[Problem requirements] Below are the records; collect from them each line containing the string "AspectRatio".

** start of Given data **

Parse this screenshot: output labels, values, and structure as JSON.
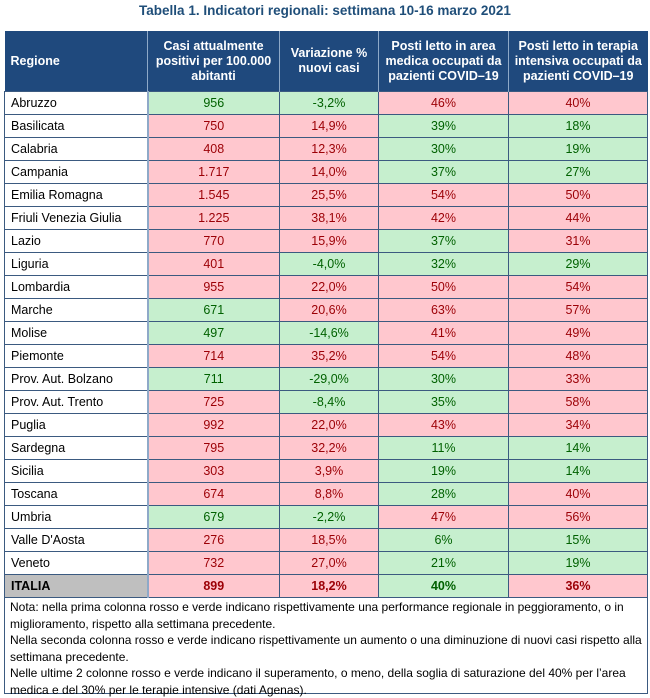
{
  "title": "Tabella 1. Indicatori regionali: settimana 10-16 marzo 2021",
  "colors": {
    "header_bg": "#1f497d",
    "red_bg": "#ffc7ce",
    "red_text": "#9c0006",
    "green_bg": "#c6efce",
    "green_text": "#006100",
    "total_label_bg": "#bfbfbf"
  },
  "headers": [
    "Regione",
    "Casi attualmente positivi per 100.000 abitanti",
    "Variazione % nuovi casi",
    "Posti letto in area medica occupati da pazienti COVID–19",
    "Posti letto in terapia intensiva occupati da pazienti COVID–19"
  ],
  "rows": [
    {
      "region": "Abruzzo",
      "cells": [
        {
          "v": "956",
          "s": "green"
        },
        {
          "v": "-3,2%",
          "s": "green"
        },
        {
          "v": "46%",
          "s": "red"
        },
        {
          "v": "40%",
          "s": "red"
        }
      ]
    },
    {
      "region": "Basilicata",
      "cells": [
        {
          "v": "750",
          "s": "red"
        },
        {
          "v": "14,9%",
          "s": "red"
        },
        {
          "v": "39%",
          "s": "green"
        },
        {
          "v": "18%",
          "s": "green"
        }
      ]
    },
    {
      "region": "Calabria",
      "cells": [
        {
          "v": "408",
          "s": "red"
        },
        {
          "v": "12,3%",
          "s": "red"
        },
        {
          "v": "30%",
          "s": "green"
        },
        {
          "v": "19%",
          "s": "green"
        }
      ]
    },
    {
      "region": "Campania",
      "cells": [
        {
          "v": "1.717",
          "s": "red"
        },
        {
          "v": "14,0%",
          "s": "red"
        },
        {
          "v": "37%",
          "s": "green"
        },
        {
          "v": "27%",
          "s": "green"
        }
      ]
    },
    {
      "region": "Emilia Romagna",
      "cells": [
        {
          "v": "1.545",
          "s": "red"
        },
        {
          "v": "25,5%",
          "s": "red"
        },
        {
          "v": "54%",
          "s": "red"
        },
        {
          "v": "50%",
          "s": "red"
        }
      ]
    },
    {
      "region": "Friuli Venezia Giulia",
      "cells": [
        {
          "v": "1.225",
          "s": "red"
        },
        {
          "v": "38,1%",
          "s": "red"
        },
        {
          "v": "42%",
          "s": "red"
        },
        {
          "v": "44%",
          "s": "red"
        }
      ]
    },
    {
      "region": "Lazio",
      "cells": [
        {
          "v": "770",
          "s": "red"
        },
        {
          "v": "15,9%",
          "s": "red"
        },
        {
          "v": "37%",
          "s": "green"
        },
        {
          "v": "31%",
          "s": "red"
        }
      ]
    },
    {
      "region": "Liguria",
      "cells": [
        {
          "v": "401",
          "s": "red"
        },
        {
          "v": "-4,0%",
          "s": "green"
        },
        {
          "v": "32%",
          "s": "green"
        },
        {
          "v": "29%",
          "s": "green"
        }
      ]
    },
    {
      "region": "Lombardia",
      "cells": [
        {
          "v": "955",
          "s": "red"
        },
        {
          "v": "22,0%",
          "s": "red"
        },
        {
          "v": "50%",
          "s": "red"
        },
        {
          "v": "54%",
          "s": "red"
        }
      ]
    },
    {
      "region": "Marche",
      "cells": [
        {
          "v": "671",
          "s": "green"
        },
        {
          "v": "20,6%",
          "s": "red"
        },
        {
          "v": "63%",
          "s": "red"
        },
        {
          "v": "57%",
          "s": "red"
        }
      ]
    },
    {
      "region": "Molise",
      "cells": [
        {
          "v": "497",
          "s": "green"
        },
        {
          "v": "-14,6%",
          "s": "green"
        },
        {
          "v": "41%",
          "s": "red"
        },
        {
          "v": "49%",
          "s": "red"
        }
      ]
    },
    {
      "region": "Piemonte",
      "cells": [
        {
          "v": "714",
          "s": "red"
        },
        {
          "v": "35,2%",
          "s": "red"
        },
        {
          "v": "54%",
          "s": "red"
        },
        {
          "v": "48%",
          "s": "red"
        }
      ]
    },
    {
      "region": "Prov. Aut. Bolzano",
      "cells": [
        {
          "v": "711",
          "s": "green"
        },
        {
          "v": "-29,0%",
          "s": "green"
        },
        {
          "v": "30%",
          "s": "green"
        },
        {
          "v": "33%",
          "s": "red"
        }
      ]
    },
    {
      "region": "Prov. Aut. Trento",
      "cells": [
        {
          "v": "725",
          "s": "red"
        },
        {
          "v": "-8,4%",
          "s": "green"
        },
        {
          "v": "35%",
          "s": "green"
        },
        {
          "v": "58%",
          "s": "red"
        }
      ]
    },
    {
      "region": "Puglia",
      "cells": [
        {
          "v": "992",
          "s": "red"
        },
        {
          "v": "22,0%",
          "s": "red"
        },
        {
          "v": "43%",
          "s": "red"
        },
        {
          "v": "34%",
          "s": "red"
        }
      ]
    },
    {
      "region": "Sardegna",
      "cells": [
        {
          "v": "795",
          "s": "red"
        },
        {
          "v": "32,2%",
          "s": "red"
        },
        {
          "v": "11%",
          "s": "green"
        },
        {
          "v": "14%",
          "s": "green"
        }
      ]
    },
    {
      "region": "Sicilia",
      "cells": [
        {
          "v": "303",
          "s": "red"
        },
        {
          "v": "3,9%",
          "s": "red"
        },
        {
          "v": "19%",
          "s": "green"
        },
        {
          "v": "14%",
          "s": "green"
        }
      ]
    },
    {
      "region": "Toscana",
      "cells": [
        {
          "v": "674",
          "s": "red"
        },
        {
          "v": "8,8%",
          "s": "red"
        },
        {
          "v": "28%",
          "s": "green"
        },
        {
          "v": "40%",
          "s": "red"
        }
      ]
    },
    {
      "region": "Umbria",
      "cells": [
        {
          "v": "679",
          "s": "green"
        },
        {
          "v": "-2,2%",
          "s": "green"
        },
        {
          "v": "47%",
          "s": "red"
        },
        {
          "v": "56%",
          "s": "red"
        }
      ]
    },
    {
      "region": "Valle D'Aosta",
      "cells": [
        {
          "v": "276",
          "s": "red"
        },
        {
          "v": "18,5%",
          "s": "red"
        },
        {
          "v": "6%",
          "s": "green"
        },
        {
          "v": "15%",
          "s": "green"
        }
      ]
    },
    {
      "region": "Veneto",
      "cells": [
        {
          "v": "732",
          "s": "red"
        },
        {
          "v": "27,0%",
          "s": "red"
        },
        {
          "v": "21%",
          "s": "green"
        },
        {
          "v": "19%",
          "s": "green"
        }
      ]
    }
  ],
  "total": {
    "region": "ITALIA",
    "cells": [
      {
        "v": "899",
        "s": "red"
      },
      {
        "v": "18,2%",
        "s": "red"
      },
      {
        "v": "40%",
        "s": "green"
      },
      {
        "v": "36%",
        "s": "red"
      }
    ]
  },
  "notes": [
    "Nota: nella prima colonna rosso e verde indicano rispettivamente una performance regionale in peggioramento, o in miglioramento, rispetto alla settimana precedente.",
    "Nella seconda colonna rosso e verde indicano rispettivamente un aumento o una diminuzione di nuovi casi rispetto alla settimana precedente.",
    "Nelle ultime 2 colonne rosso e verde indicano il superamento, o meno, della soglia di saturazione del 40% per l’area medica e del 30% per le terapie intensive (dati Agenas)."
  ]
}
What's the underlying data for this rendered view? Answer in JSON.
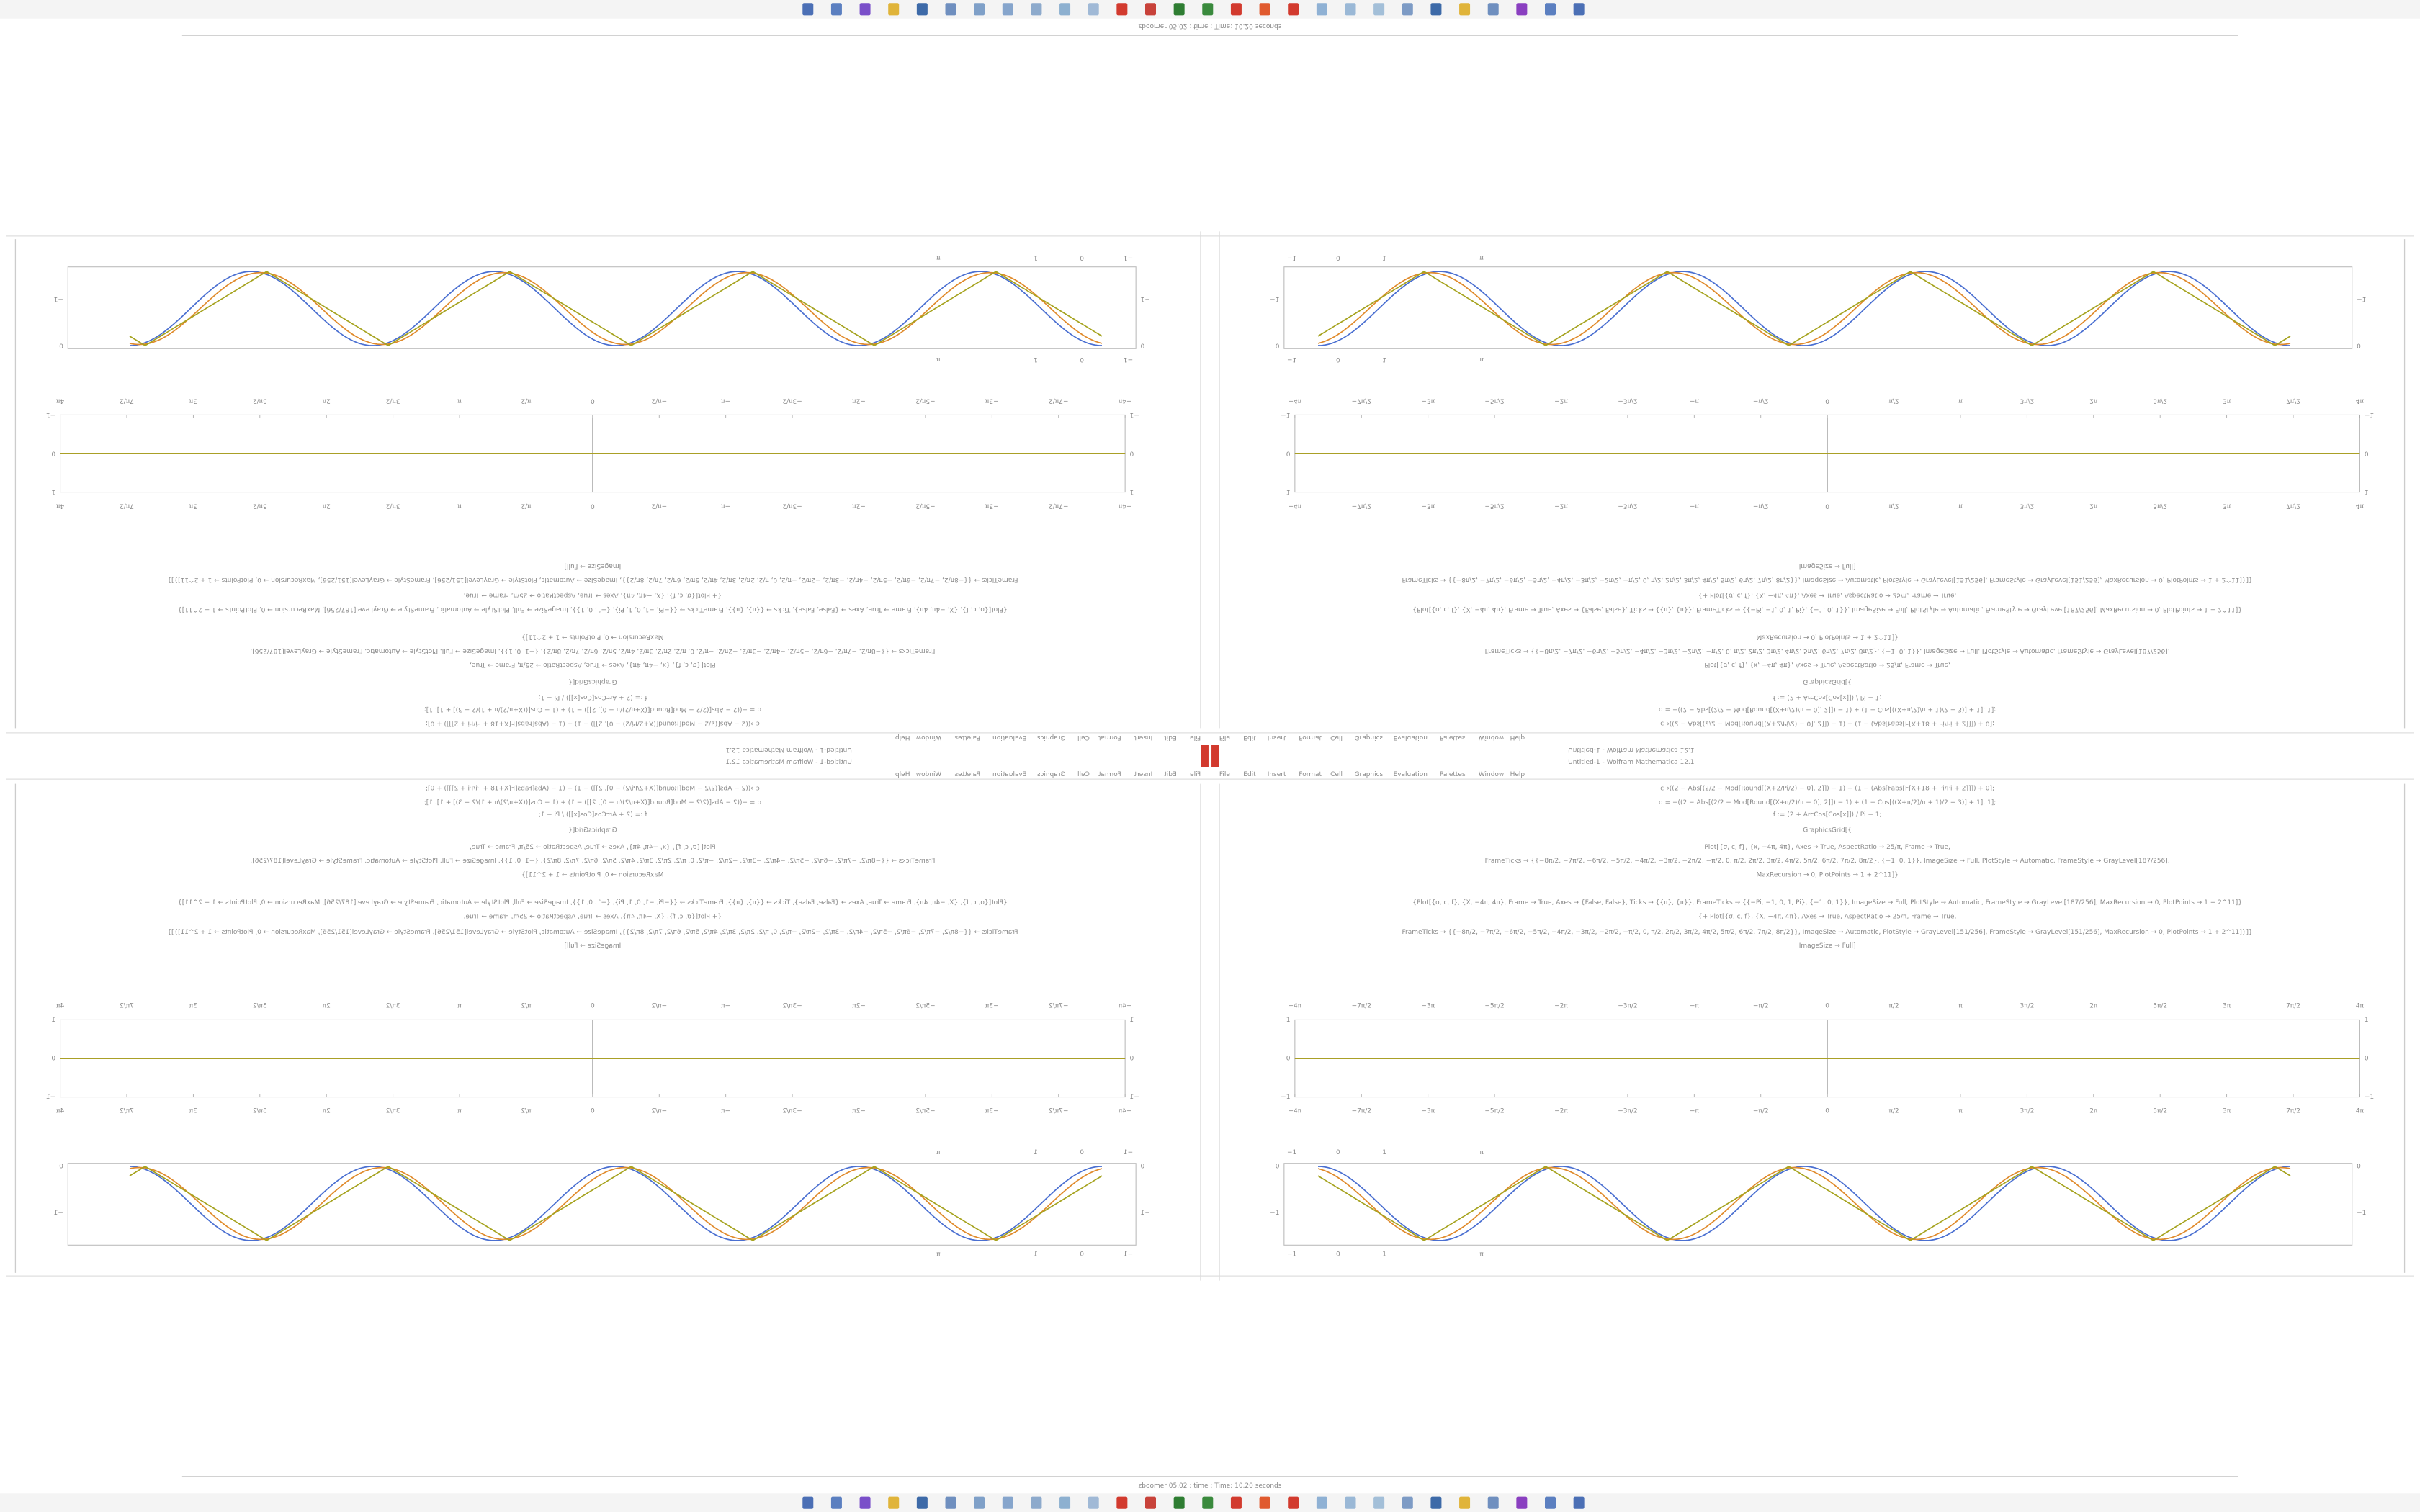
{
  "window": {
    "title": "Untitled-1 - Wolfram Mathematica 12.1",
    "menu": [
      "File",
      "Edit",
      "Insert",
      "Format",
      "Cell",
      "Graphics",
      "Evaluation",
      "Palettes",
      "Window",
      "Help"
    ],
    "status": "zboomer 05.02 ; time ; Time: 10.20 seconds"
  },
  "notebook": {
    "code": [
      "c→((2 − Abs[(2/2 − Mod[Round[(X+2/Pi/2) − 0], 2]]) − 1) + (1 − (Abs[Fabs[F[X+18 + Pi/Pi + 2]]]) + 0];",
      "σ = −((2 − Abs[(2/2 − Mod[Round[(X+π/2)/π − 0], 2]]) − 1) + (1 − Cos[((X+π/2)/π + 1)/2 + 3)] + 1], 1];",
      "f := (2 + ArcCos[Cos[x]]) / Pi − 1;",
      "GraphicsGrid[{",
      "Plot[{σ, c, f}, {x, −4π, 4π}, Axes → True, AspectRatio → 25/π, Frame → True,",
      "FrameTicks → {{−8π/2, −7π/2, −6π/2, −5π/2, −4π/2, −3π/2, −2π/2, −π/2, 0, π/2, 2π/2, 3π/2, 4π/2, 5π/2, 6π/2, 7π/2, 8π/2}, {−1, 0, 1}}, ImageSize → Full, PlotStyle → Automatic, FrameStyle → GrayLevel[187/256],",
      "MaxRecursion → 0, PlotPoints → 1 + 2^11]}",
      "{Plot[{σ, c, f}, {X, −4π, 4π}, Frame → True, Axes → {False, False}, Ticks → {{π}, {π}}, FrameTicks → {{−Pi, −1, 0, 1, Pi}, {−1, 0, 1}}, ImageSize → Full, PlotStyle → Automatic, FrameStyle → GrayLevel[187/256], MaxRecursion → 0, PlotPoints → 1 + 2^11]}",
      "{+ Plot[{σ, c, f}, {X, −4π, 4π}, Axes → True, AspectRatio → 25/π, Frame → True,",
      "FrameTicks → {{−8π/2, −7π/2, −6π/2, −5π/2, −4π/2, −3π/2, −2π/2, −π/2, 0, π/2, 2π/2, 3π/2, 4π/2, 5π/2, 6π/2, 7π/2, 8π/2}}, ImageSize → Automatic, PlotStyle → GrayLevel[151/256], FrameStyle → GrayLevel[151/256], MaxRecursion → 0, PlotPoints → 1 + 2^11]}]}",
      "ImageSize → Full]"
    ],
    "plot_wide": {
      "xticks": [
        "−4π",
        "−7π/2",
        "−3π",
        "−5π/2",
        "−2π",
        "−3π/2",
        "−π",
        "−π/2",
        "0",
        "π/2",
        "π",
        "3π/2",
        "2π",
        "5π/2",
        "3π",
        "7π/2",
        "4π"
      ],
      "yticks": [
        "1",
        "0",
        "−1"
      ]
    },
    "plot_narrow": {
      "xticks": [
        "−1",
        "0",
        "1",
        "π"
      ],
      "yticks": [
        "0",
        "−1"
      ]
    }
  }
}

** end of Given data **

[Answer for the task]
      "Plot[{σ, c, f}, {x, −4π, 4π}, Axes → True, AspectRatio → 25/π, Frame → True,",
      "{+ Plot[{σ, c, f}, {X, −4π, 4π}, Axes → True, AspectRatio → 25/π, Frame → True,",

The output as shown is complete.